After having such a positive experience on the London food tour, Sandra thought we should try one in Amsterdam since neither of us knew much about Dutch cuisine.
We were especially excited about the one we found, as it took us through the upcoming Jordaan neighborhood. This area originally was for the working class, full of warehouses and even the slums of Amsterdam. It has now been revitalized with new shops and cafés, and has become a very desirable (and thus expensive) place to live.
While discovering a bit about this area, we got to eat a ton of food and learned that, interestingly, the Dutch are known to have quite a bland palate with little use of spice. One of the most popular snacks is a simple sandwich made with one slice of cheese.
Despite this, there are a few well known Dutch foods we got to enjoy, including apple pie and Gouda cheese. But, enough with the chatter and onto the food of our Jordaan food tour:
Dutch Apple Pie
Our Jordaan food tour started the best way possible: with dessert. We went to Cafe Papeneiland, which is a “brown cafe” – the Dutch equivalent of an English pub with dark, wooden interiors (hence the “brown”) and a laid back drinking atmosphere.
Here we had a giant piece of apple pie, which the Dutch are known for and quite proud of. Dutch Apple pie differs from the usual in its use of cinnamon and lemon juice in the recipe, plus a different kind of cake-like crust.
This cafe has been making the same recipe of apple pie for hundreds of years, and apparently all the men in the family are named the same. So, if you step inside and call out their name for service, you’ll never be wrong!
Perhaps the best part of this whole encounter was that at the end of our pie tasting, one of our North American counterparts pulled a grocery bag out of her purse and dumped the remainder of her pie right in. She then squished the whole bag back into her purse as our guide looked at her in disbelief and some disdain.
Dutch cheese = the famous Gouda, named after the Netherlands town of Gouda. Interestingly, “Gouda” doesn’t actually refer to a type of cheese, but instead to a way of manufacturing cheese. During the cheese making process some of the whey is replaced with water, making a sweeter cheese. With its yellow or red wax coating, Gouda (“HOW-dah”) is easily recognized.
In Holland, this cheese (as well as some other popular ones like Edam, Dutch Emmental or goats cheese) is typically mixed with seeds, such as cloves or cumin. And PS – if you’re ever hungry in Amsterdam, walk into a cheese shop. There are endless samples everywhere!
What better way to try this than on a canal, riding a tiny 105 year old boat for an hour, sipping complimentary champagne and beer? Speaking of beer…
I honestly was not excited much about the beer in the Netherlands, especially considering that we were heading to Belgium after, but I have been pleasantly surprised after having a few of the small brews.

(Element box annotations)
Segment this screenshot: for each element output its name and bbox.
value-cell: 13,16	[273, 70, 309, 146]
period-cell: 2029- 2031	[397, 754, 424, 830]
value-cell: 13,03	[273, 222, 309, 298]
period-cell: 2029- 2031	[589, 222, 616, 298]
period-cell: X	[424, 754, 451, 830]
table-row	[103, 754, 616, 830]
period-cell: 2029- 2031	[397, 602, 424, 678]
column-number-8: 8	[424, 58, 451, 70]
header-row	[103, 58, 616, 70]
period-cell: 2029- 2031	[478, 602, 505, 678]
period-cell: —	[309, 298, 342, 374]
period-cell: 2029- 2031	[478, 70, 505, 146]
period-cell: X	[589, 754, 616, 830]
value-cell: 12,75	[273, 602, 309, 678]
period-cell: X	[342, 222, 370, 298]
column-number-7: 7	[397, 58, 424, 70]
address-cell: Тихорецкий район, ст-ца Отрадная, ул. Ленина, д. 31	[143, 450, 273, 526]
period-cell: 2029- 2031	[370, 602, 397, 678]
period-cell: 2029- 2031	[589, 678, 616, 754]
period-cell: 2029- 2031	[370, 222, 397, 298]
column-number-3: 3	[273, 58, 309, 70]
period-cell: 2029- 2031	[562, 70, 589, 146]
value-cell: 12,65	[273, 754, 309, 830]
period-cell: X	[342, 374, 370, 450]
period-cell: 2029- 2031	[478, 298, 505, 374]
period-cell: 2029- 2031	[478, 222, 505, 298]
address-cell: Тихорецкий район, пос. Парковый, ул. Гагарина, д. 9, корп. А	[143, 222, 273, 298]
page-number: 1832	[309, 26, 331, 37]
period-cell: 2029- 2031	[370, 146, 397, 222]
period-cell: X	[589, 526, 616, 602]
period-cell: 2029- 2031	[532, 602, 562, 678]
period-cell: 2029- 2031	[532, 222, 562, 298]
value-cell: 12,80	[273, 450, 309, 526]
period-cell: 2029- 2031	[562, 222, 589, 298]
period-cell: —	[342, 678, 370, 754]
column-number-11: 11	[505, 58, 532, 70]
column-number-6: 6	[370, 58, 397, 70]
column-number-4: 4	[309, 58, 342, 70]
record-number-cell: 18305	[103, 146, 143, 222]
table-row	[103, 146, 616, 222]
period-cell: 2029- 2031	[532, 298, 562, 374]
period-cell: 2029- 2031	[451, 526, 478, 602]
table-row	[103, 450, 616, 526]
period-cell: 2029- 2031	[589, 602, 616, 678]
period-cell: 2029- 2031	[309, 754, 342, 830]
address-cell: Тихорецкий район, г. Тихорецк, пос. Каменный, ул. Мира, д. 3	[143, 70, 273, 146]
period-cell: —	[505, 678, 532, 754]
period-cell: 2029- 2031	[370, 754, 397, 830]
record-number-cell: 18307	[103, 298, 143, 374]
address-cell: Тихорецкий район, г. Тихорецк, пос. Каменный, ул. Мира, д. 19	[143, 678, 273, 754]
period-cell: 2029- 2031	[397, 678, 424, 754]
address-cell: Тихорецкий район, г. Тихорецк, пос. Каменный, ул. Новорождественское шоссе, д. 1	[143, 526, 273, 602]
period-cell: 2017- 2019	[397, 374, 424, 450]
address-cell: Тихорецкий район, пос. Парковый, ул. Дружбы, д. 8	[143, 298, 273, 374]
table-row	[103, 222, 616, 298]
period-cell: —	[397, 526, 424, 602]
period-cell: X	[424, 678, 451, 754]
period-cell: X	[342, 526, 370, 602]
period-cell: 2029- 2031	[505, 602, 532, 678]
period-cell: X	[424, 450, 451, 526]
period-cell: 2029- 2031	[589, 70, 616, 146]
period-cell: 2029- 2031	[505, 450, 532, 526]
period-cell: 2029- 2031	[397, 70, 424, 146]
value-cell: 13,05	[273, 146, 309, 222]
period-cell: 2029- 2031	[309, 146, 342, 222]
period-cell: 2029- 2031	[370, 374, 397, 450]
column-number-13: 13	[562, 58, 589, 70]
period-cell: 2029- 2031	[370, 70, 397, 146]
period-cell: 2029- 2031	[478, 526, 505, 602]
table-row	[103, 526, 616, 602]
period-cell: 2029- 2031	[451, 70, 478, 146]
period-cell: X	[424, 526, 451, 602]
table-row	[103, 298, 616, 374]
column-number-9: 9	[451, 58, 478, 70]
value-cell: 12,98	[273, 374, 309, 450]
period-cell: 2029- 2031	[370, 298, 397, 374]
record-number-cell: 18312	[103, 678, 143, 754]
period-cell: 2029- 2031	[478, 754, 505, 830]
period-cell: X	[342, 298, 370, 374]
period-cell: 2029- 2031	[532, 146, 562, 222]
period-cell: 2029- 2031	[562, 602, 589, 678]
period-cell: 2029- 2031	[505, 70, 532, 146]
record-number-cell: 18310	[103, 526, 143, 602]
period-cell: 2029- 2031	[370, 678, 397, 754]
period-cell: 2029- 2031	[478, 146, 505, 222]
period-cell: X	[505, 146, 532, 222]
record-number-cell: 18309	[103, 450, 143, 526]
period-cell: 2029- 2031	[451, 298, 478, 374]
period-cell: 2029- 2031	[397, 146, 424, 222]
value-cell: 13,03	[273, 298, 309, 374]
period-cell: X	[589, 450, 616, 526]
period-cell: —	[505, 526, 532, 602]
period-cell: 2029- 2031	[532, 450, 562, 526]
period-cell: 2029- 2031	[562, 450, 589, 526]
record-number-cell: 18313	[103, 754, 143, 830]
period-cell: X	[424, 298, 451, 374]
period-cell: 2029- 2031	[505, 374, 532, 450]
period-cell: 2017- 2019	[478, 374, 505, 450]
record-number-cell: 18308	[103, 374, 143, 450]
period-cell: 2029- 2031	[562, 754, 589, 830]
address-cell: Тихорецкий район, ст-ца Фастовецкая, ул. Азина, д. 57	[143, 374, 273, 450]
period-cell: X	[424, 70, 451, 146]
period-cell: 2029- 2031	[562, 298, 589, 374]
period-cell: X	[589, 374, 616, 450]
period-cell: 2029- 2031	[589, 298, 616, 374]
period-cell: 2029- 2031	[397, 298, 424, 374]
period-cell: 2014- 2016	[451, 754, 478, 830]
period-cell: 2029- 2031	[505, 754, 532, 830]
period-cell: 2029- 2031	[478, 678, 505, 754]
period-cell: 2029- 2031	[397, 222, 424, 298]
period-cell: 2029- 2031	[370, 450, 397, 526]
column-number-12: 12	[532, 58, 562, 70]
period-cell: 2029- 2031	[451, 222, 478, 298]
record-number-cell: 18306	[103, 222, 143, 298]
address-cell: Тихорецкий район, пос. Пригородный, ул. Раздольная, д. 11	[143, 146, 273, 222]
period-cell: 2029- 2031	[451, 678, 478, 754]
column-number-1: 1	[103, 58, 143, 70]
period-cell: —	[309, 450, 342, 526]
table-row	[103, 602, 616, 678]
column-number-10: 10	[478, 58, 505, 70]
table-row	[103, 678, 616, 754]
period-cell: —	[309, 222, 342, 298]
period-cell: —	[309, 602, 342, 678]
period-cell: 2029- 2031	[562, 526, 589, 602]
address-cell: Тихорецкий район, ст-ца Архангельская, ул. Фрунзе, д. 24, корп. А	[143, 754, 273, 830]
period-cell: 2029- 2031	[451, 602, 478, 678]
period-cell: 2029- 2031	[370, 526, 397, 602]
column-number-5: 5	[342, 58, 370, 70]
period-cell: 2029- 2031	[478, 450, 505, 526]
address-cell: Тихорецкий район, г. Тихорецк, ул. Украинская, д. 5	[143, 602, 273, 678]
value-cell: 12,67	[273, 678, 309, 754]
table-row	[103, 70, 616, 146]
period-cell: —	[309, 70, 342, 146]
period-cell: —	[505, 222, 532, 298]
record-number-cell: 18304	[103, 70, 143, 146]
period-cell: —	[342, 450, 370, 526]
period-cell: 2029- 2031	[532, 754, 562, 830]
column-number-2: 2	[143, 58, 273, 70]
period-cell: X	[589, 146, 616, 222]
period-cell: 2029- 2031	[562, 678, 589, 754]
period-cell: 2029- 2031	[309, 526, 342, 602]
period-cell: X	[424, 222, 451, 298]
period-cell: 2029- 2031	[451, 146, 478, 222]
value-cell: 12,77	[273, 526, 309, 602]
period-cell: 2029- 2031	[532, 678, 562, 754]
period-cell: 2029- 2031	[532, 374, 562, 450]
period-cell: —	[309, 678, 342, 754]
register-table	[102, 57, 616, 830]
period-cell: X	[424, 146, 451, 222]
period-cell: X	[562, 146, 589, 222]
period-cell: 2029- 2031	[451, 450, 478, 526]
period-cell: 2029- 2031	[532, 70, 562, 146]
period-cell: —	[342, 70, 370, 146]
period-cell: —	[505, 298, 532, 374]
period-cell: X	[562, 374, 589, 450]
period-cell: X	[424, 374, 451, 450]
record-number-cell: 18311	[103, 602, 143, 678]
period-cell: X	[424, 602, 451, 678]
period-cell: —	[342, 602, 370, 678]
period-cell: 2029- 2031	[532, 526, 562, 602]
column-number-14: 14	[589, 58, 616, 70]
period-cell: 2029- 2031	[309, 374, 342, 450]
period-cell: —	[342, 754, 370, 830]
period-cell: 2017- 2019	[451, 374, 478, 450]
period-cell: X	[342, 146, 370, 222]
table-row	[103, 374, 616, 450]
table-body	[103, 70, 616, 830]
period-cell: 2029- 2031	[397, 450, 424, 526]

BRIEF A:
Answer these questions using the Amsterdam food tour text.
(i) Why is a "brown cafe" called brown?
(ii) In making Gouda, what replaces some of the whey?
(iii) How old is the boat used for the canal ride?
BRIEF B: Reproduce the Amsterdam food tour text from "Despite this, there" up to and including "back drinking atmosphere.".
BRIEF C: Write what follows the last sentence of the Amsterdam food tour text.

TASK OUTPUT A:
(i) Because of its dark, wooden interiors.
(ii) Water.
(iii) 105 years old.

TASK OUTPUT B:
Despite this, there are a few well known Dutch foods we got to enjoy, including apple pie and Gouda cheese. But, enough with the chatter and onto the food of our Jordaan food tour:
Dutch Apple Pie
Our Jordaan food tour started the best way possible: with dessert. We went to Cafe Papeneiland, which is a “brown cafe” – the Dutch equivalent of an English pub with dark, wooden interiors (hence the “brown”) and a laid back drinking atmosphere.

TASK OUTPUT C:
Most people can only name Heineken as a Dutch beer, but do not judge the Netherlands by this beer alone (as it is probably the worst one… just being honest). If you are looking for a standard Dutch lager, a good place to start is Grolsch or Amstel.
If you are looking for something that is more uniquely Dutch, definitely try Brouwerij ‘t IJ. This is one of the better beers I have tasted. The zatte (tripel) rivals and surpasses many of its Belgian counterparts and the ijwit (wheat beer) has a nice sweet finish.
The Dutch love their deep fried food. The #1 favorite snack is the bitterballen: a delicious little deep fried ball that is filled with a ragu meat and cheese (“deep fried gravy” a member of our group called it). We really liked these and could have eaten about a thousand of them.
Given that Indonesia and Suriname were Dutch colonies, there is a substantial Surinamese food culture that many may not realize. We went to a cute little shop where we sampled some deep fried plantain with the best peanut sauce I have ever had in my life!
Fried food is very accessible when you get the munchies with these little stands with snacks ready to go at any time; just put in your money, open the oven door, and enjoy.
Meat: Oxen, Herring, and More
As a sea town, there are a few dishes popular here in the Netherlands. Fish and chips are always tasty, and herring is a real source of pride. They love this fish so much they have an annual celebration for the first herring harvest! We got to have some of this delicate and buttery raw fish, and Sandra was very satisfied.
As for meat, we sampled a few things including ossenwurst (a special Dutch variety of smoked sausage). It was originally made from oxen that is smoked and never heated to more than 32 degrees. The meat is then made into a sausage that looks somewhat like a raw hamburger patty when cut. Once you got over the texture the meat was deliciously tender and smoky.
Outside of apple pie, the most famous Dutch sweet is salted liquorice. Which we politely tried. The cutest dessert we tried was something known as pufferkijs (roughly translated to “little puffs”) which are these small fluffy pancakes served with syrup, chocolate, icing sugar, or any other variety of sweet topping. So tasty.
By the way, while we were wandering from shop to shop we learned that the reason many Amsterdam houses have little mirrors outside their windows was for the grannies to spy on the streets without being seen (very sneaky). Also, you’ll notice all the houses have hooks coming off the roof. Why? To lift furniture into the apartments through the windows since the stairwells are so small. Some houses even slant forward so that while furniture was being brought up it wouldn’t damage the facade.
If you were like us, you’ll also notice some houses slant in other directions… These topsie turvy houses unfortunately aren’t meant to be that way and just have a damaged foundations.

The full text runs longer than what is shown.